» **PROBLEM DESCRIPTION**
For the data that follows, report how many lines contain the word "инспектор", and nothing else.

# # # # # # #

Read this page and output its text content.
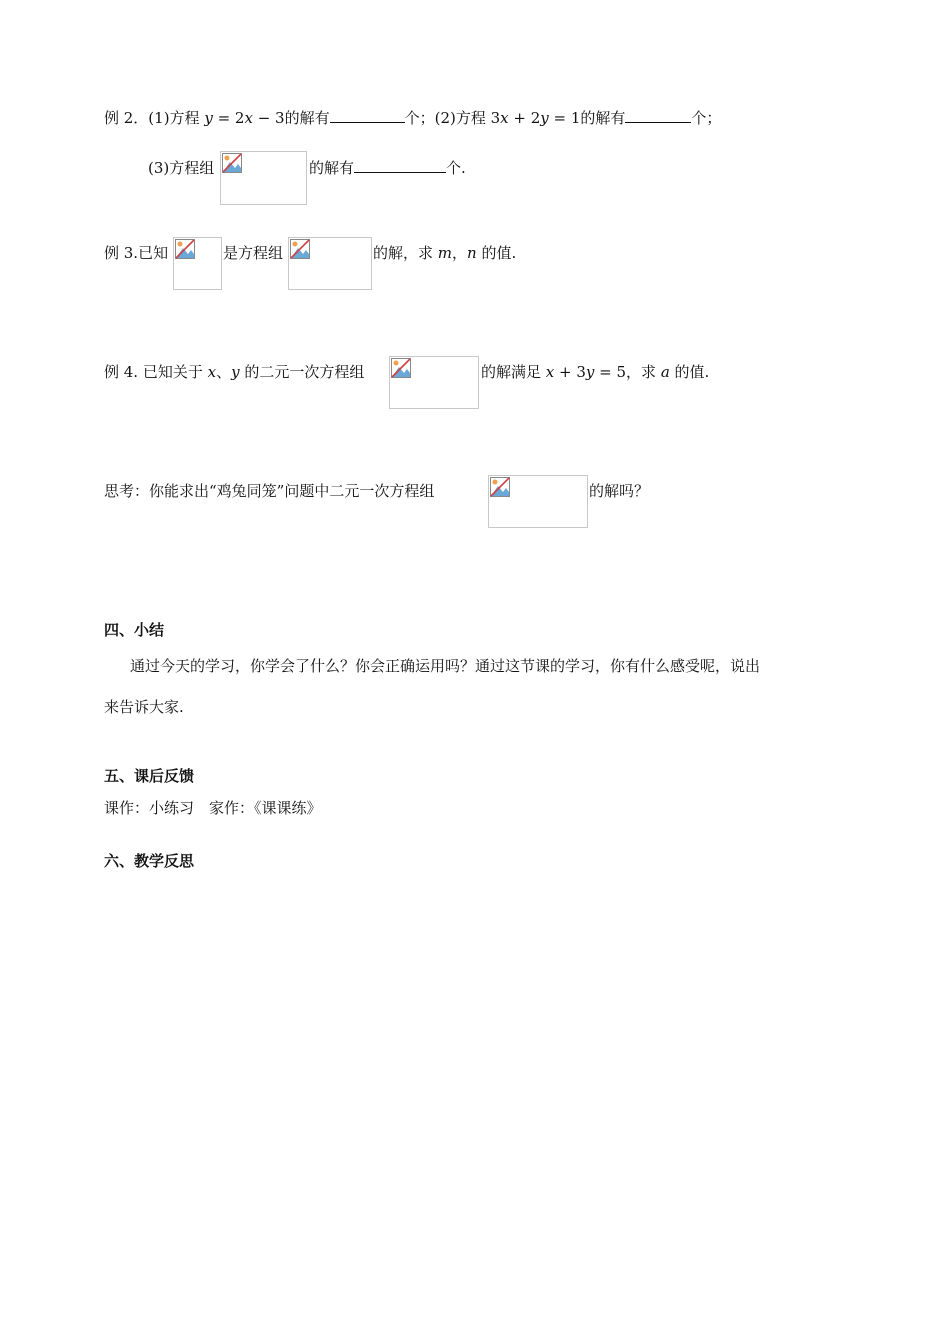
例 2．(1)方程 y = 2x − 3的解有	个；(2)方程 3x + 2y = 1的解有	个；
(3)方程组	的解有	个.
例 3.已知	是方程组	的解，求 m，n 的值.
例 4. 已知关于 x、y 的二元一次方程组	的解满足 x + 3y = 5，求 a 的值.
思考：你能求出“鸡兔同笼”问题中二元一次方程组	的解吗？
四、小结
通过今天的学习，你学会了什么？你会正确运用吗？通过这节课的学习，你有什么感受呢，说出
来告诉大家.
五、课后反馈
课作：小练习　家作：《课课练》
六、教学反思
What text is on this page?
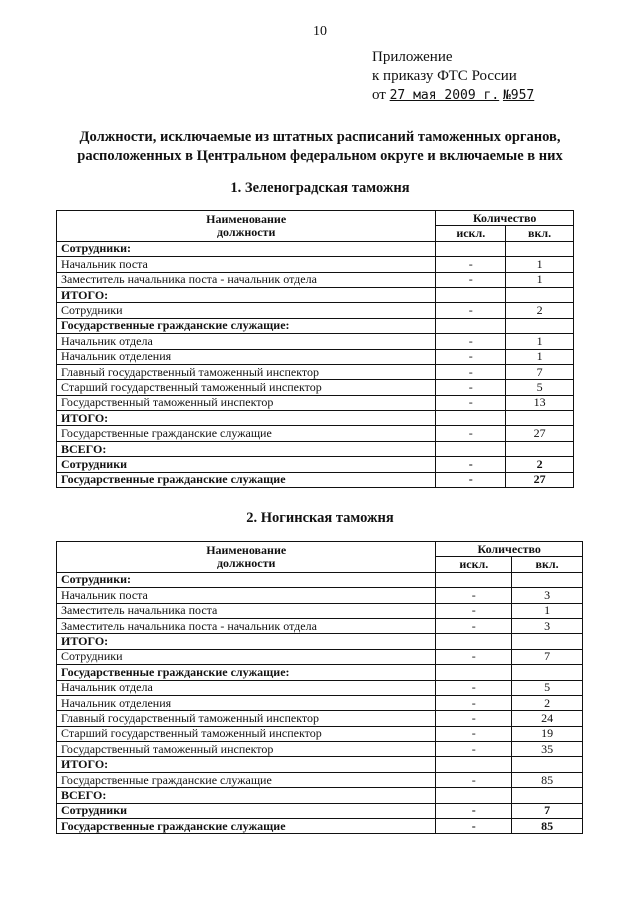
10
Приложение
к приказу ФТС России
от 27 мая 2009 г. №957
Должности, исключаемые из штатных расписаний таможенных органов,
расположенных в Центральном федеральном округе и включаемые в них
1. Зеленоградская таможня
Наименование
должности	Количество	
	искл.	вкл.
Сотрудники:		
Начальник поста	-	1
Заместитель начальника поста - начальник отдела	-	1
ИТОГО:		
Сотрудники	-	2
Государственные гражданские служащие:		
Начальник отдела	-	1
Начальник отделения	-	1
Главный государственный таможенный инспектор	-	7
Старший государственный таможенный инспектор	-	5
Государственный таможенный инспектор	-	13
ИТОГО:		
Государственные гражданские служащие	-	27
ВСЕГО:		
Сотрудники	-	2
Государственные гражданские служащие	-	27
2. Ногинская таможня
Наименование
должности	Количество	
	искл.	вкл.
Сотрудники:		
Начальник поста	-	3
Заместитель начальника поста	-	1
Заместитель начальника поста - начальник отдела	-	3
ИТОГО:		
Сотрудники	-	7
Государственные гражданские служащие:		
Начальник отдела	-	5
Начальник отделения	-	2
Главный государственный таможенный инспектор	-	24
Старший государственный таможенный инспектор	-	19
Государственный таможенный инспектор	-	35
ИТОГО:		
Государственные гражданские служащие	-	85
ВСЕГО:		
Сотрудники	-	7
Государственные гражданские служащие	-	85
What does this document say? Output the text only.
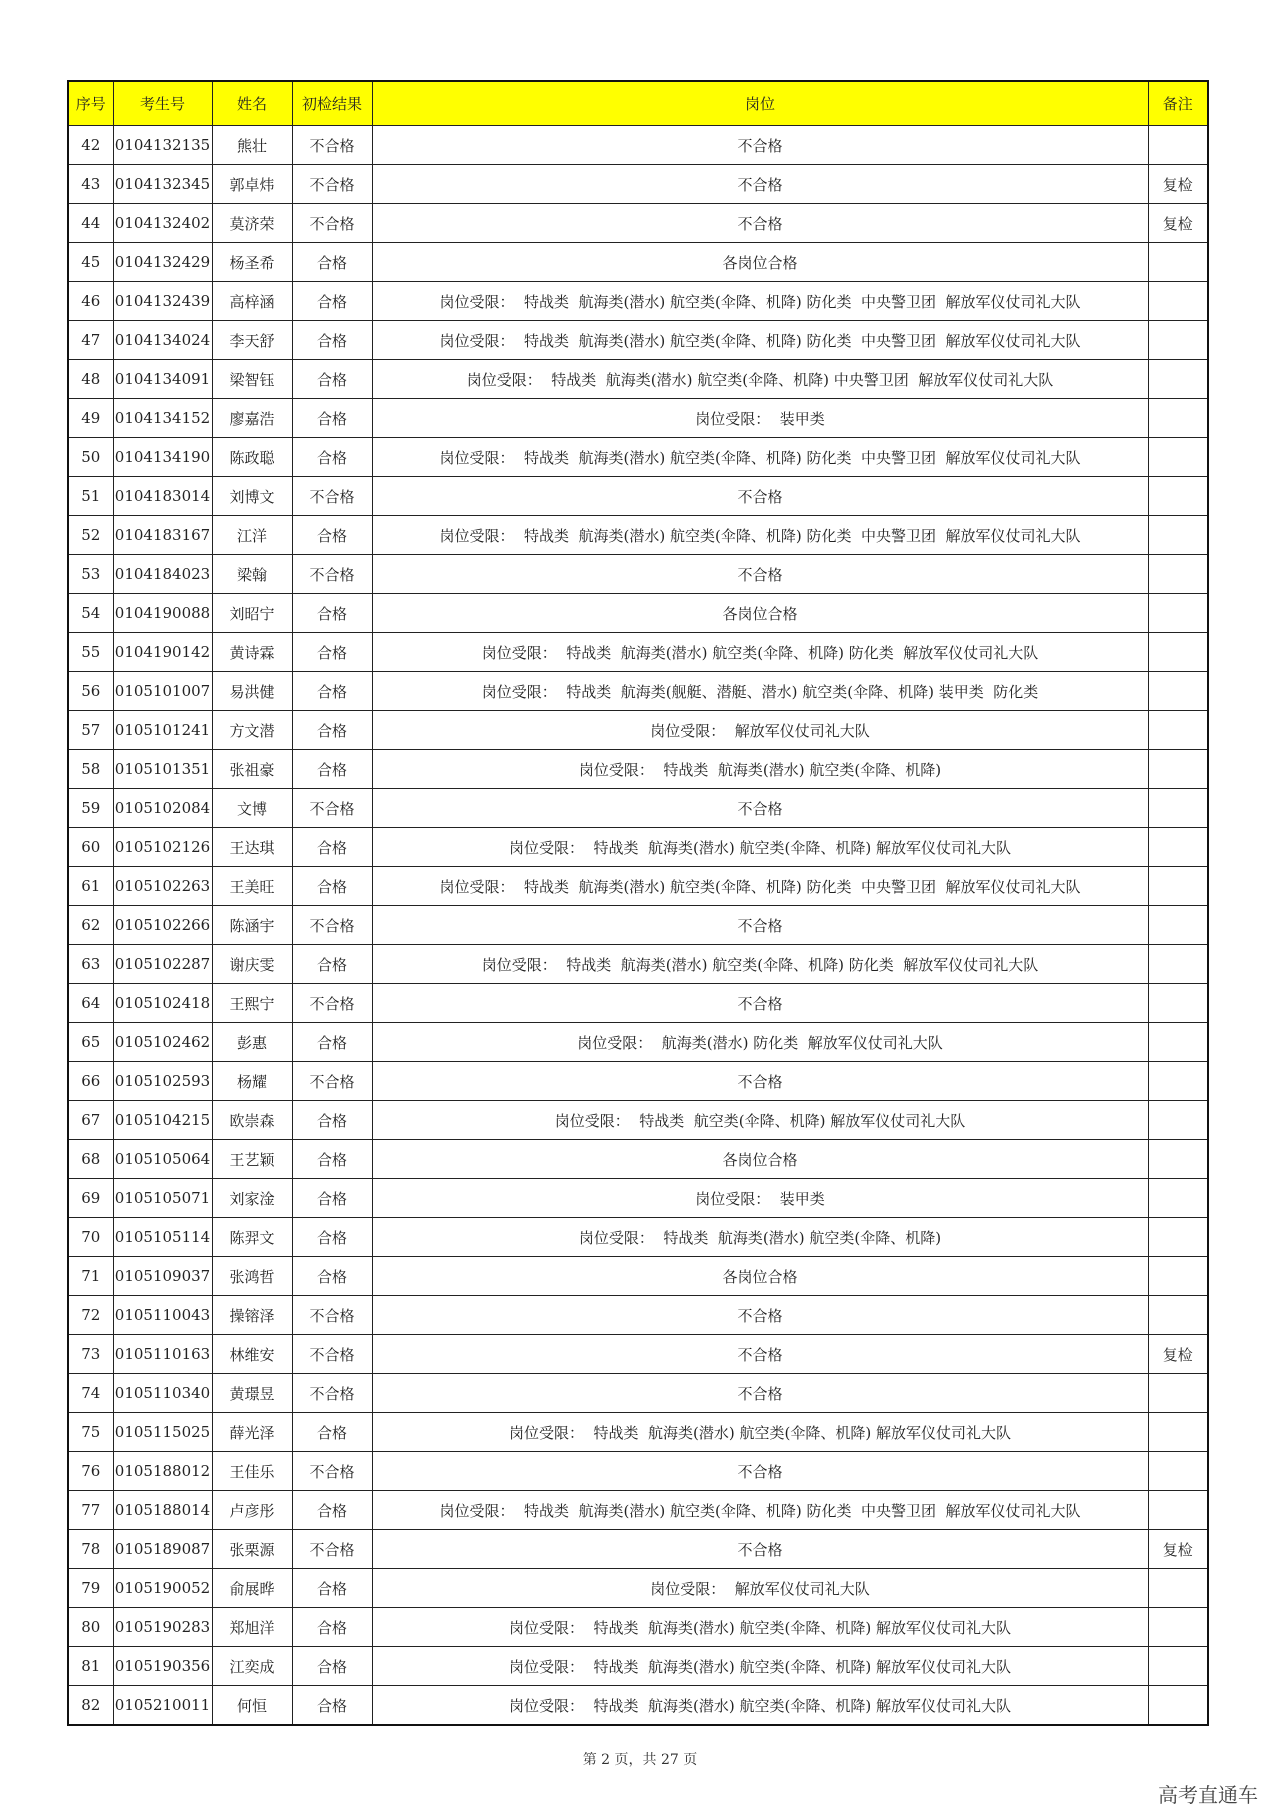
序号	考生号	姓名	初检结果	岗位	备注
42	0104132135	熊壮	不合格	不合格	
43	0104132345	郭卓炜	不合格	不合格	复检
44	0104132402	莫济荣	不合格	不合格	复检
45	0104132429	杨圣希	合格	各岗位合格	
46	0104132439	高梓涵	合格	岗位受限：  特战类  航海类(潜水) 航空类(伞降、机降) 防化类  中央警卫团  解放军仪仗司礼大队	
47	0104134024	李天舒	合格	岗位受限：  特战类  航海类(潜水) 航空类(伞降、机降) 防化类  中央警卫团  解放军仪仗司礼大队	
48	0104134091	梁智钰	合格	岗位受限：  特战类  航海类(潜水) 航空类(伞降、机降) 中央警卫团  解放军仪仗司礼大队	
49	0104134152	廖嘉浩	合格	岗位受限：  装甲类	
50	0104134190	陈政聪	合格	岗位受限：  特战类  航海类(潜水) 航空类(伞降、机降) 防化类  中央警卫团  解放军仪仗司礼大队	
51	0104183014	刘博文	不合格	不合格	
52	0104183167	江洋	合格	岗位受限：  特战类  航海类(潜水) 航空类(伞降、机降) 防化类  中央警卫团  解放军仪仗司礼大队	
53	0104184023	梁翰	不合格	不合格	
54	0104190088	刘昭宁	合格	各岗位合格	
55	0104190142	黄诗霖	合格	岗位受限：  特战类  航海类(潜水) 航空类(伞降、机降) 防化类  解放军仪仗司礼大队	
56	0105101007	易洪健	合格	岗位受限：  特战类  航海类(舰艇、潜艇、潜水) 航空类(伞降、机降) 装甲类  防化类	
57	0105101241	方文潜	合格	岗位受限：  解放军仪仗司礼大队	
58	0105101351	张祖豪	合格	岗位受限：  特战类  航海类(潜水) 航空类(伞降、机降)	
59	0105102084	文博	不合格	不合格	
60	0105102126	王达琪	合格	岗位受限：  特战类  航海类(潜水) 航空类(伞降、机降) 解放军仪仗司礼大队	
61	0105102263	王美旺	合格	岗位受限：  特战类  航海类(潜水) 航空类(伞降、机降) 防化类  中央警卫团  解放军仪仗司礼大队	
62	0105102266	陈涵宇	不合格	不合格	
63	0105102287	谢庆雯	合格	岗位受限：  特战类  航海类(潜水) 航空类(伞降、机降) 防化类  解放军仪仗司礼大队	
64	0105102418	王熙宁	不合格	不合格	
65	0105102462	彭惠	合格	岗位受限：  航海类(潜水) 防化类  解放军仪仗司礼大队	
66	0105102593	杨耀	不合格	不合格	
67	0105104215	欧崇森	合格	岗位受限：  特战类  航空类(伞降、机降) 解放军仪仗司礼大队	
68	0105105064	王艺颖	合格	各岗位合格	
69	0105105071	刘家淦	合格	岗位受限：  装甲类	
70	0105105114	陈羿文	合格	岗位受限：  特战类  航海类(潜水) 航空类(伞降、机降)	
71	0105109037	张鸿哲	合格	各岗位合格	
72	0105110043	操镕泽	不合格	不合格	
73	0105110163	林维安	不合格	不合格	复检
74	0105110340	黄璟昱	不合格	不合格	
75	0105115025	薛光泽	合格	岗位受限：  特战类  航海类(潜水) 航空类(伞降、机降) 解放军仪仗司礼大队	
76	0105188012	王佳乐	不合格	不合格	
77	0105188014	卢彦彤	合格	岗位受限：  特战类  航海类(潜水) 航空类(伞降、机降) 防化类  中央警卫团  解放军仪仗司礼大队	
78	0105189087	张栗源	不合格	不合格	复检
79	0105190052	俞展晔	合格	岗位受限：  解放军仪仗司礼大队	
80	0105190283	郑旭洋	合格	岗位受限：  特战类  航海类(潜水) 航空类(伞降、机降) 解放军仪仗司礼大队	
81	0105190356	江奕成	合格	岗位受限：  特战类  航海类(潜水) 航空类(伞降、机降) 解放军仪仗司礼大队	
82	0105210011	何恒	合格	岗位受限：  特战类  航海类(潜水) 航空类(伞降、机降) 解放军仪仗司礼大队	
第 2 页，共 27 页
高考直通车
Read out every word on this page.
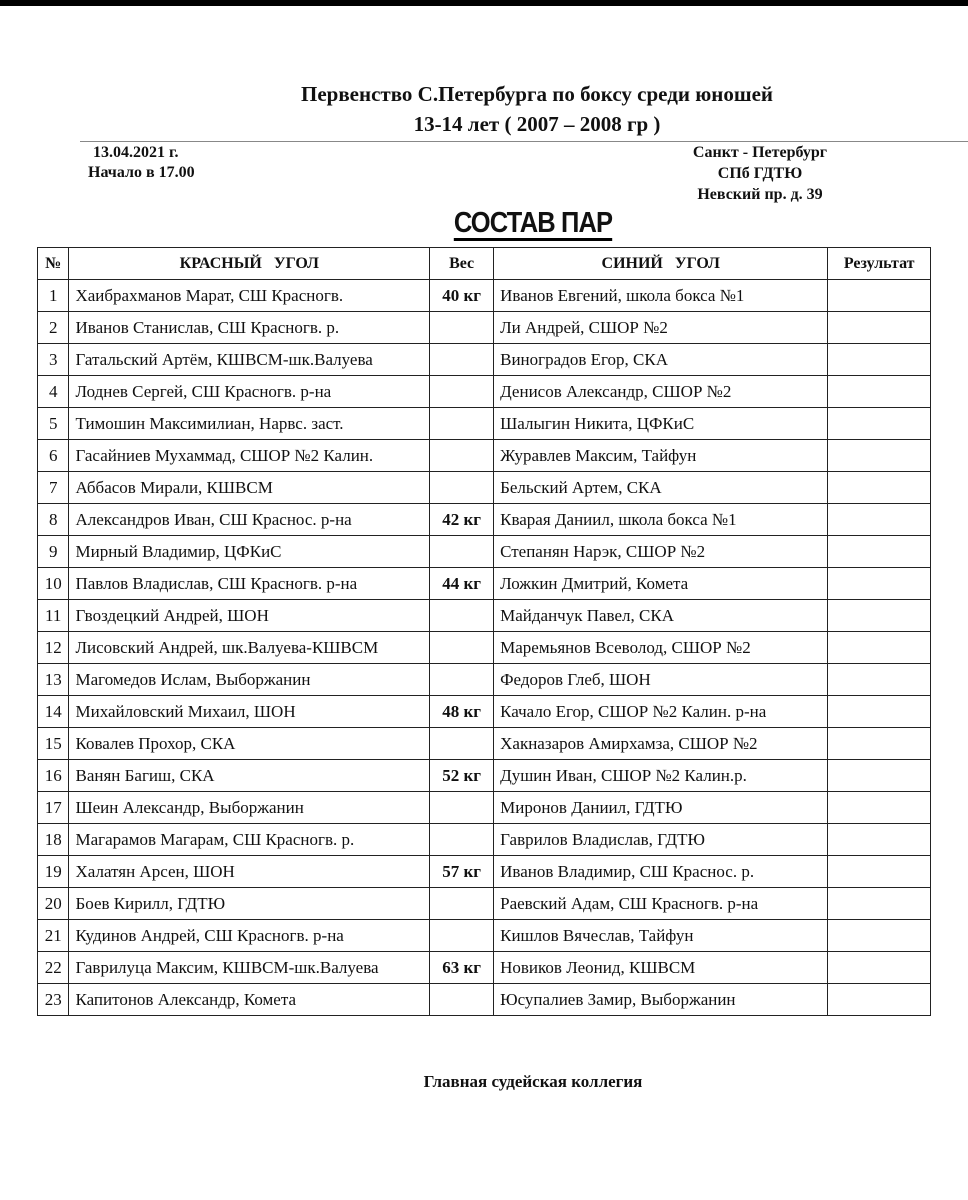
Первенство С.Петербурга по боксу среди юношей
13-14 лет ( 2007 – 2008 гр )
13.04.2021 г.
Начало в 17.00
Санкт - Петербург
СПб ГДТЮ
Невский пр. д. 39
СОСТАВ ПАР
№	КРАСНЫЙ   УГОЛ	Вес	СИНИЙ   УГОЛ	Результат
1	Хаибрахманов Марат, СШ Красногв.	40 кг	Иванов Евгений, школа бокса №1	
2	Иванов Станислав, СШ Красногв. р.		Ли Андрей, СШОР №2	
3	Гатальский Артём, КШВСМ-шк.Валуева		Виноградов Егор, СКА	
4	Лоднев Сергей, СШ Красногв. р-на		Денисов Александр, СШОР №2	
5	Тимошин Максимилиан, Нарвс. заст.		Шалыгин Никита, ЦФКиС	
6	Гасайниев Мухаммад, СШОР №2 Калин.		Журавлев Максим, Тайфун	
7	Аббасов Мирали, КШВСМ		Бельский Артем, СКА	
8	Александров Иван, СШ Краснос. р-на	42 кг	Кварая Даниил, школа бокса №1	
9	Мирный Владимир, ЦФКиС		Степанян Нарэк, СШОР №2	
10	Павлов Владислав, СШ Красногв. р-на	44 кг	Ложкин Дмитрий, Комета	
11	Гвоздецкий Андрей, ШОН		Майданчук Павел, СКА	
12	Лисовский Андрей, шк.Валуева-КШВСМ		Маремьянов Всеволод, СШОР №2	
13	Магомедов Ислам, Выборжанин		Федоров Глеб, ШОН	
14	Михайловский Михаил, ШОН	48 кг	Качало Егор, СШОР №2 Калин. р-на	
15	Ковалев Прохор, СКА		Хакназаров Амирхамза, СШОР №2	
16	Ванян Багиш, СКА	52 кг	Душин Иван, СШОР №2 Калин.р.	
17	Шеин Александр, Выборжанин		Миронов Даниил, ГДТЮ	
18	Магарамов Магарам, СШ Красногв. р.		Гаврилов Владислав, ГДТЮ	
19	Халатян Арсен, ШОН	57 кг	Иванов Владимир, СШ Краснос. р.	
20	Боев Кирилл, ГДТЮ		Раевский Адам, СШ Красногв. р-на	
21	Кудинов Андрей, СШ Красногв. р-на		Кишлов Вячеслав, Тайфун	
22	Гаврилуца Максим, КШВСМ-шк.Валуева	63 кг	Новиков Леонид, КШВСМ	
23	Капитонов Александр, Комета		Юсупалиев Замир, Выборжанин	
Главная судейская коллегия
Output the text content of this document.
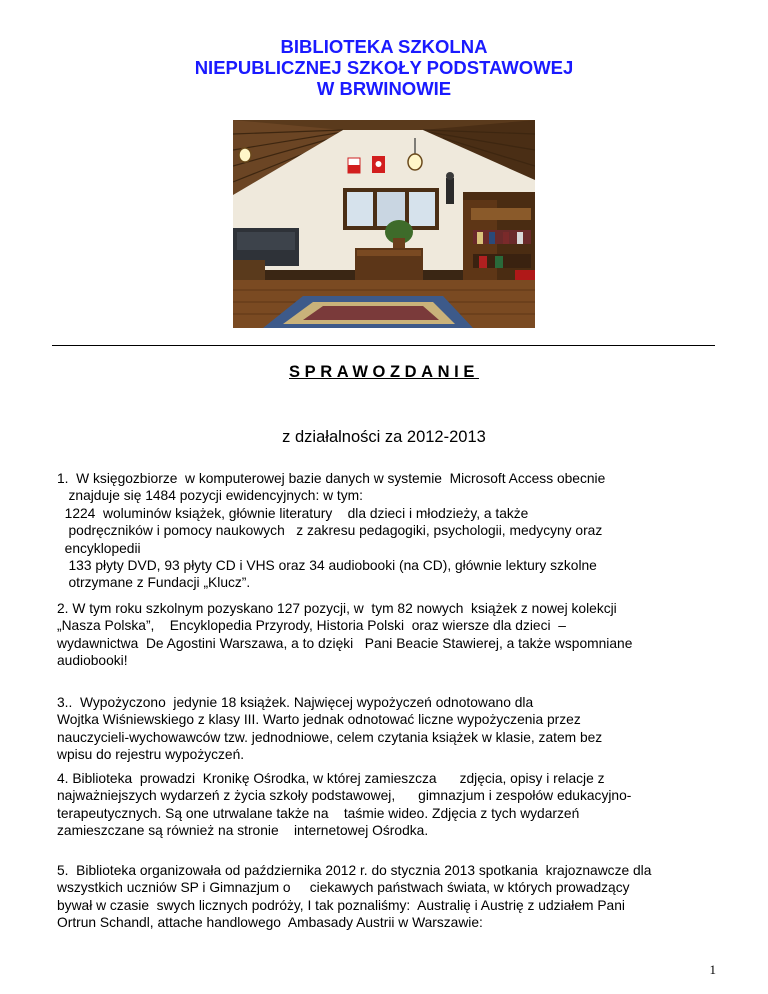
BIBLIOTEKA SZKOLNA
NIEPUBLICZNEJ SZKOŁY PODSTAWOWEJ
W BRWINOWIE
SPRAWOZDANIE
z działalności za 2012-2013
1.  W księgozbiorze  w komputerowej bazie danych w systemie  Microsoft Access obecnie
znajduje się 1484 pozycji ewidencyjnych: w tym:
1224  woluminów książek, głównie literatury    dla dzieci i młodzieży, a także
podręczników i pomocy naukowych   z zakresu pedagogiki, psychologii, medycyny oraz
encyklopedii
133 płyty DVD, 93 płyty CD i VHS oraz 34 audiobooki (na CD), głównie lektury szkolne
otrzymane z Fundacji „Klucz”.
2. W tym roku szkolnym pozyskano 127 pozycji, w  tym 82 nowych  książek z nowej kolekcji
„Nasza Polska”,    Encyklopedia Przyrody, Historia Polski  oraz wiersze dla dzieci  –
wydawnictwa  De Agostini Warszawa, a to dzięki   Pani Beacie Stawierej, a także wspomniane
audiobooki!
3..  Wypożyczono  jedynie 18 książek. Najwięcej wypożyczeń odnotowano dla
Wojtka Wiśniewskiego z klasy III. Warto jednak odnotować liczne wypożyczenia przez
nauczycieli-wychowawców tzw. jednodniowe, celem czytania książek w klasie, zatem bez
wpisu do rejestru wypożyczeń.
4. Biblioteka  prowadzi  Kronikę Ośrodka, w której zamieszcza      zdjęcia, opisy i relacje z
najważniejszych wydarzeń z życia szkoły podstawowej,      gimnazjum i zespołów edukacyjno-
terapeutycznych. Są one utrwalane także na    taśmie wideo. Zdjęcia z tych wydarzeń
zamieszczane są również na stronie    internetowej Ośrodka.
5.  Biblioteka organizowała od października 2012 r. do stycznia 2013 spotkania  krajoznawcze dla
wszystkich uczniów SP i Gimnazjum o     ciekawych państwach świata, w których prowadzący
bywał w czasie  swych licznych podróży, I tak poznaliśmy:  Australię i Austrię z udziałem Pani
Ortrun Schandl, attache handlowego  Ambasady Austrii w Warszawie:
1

# # # # # # #

» **SOLVED EXERCISE**
6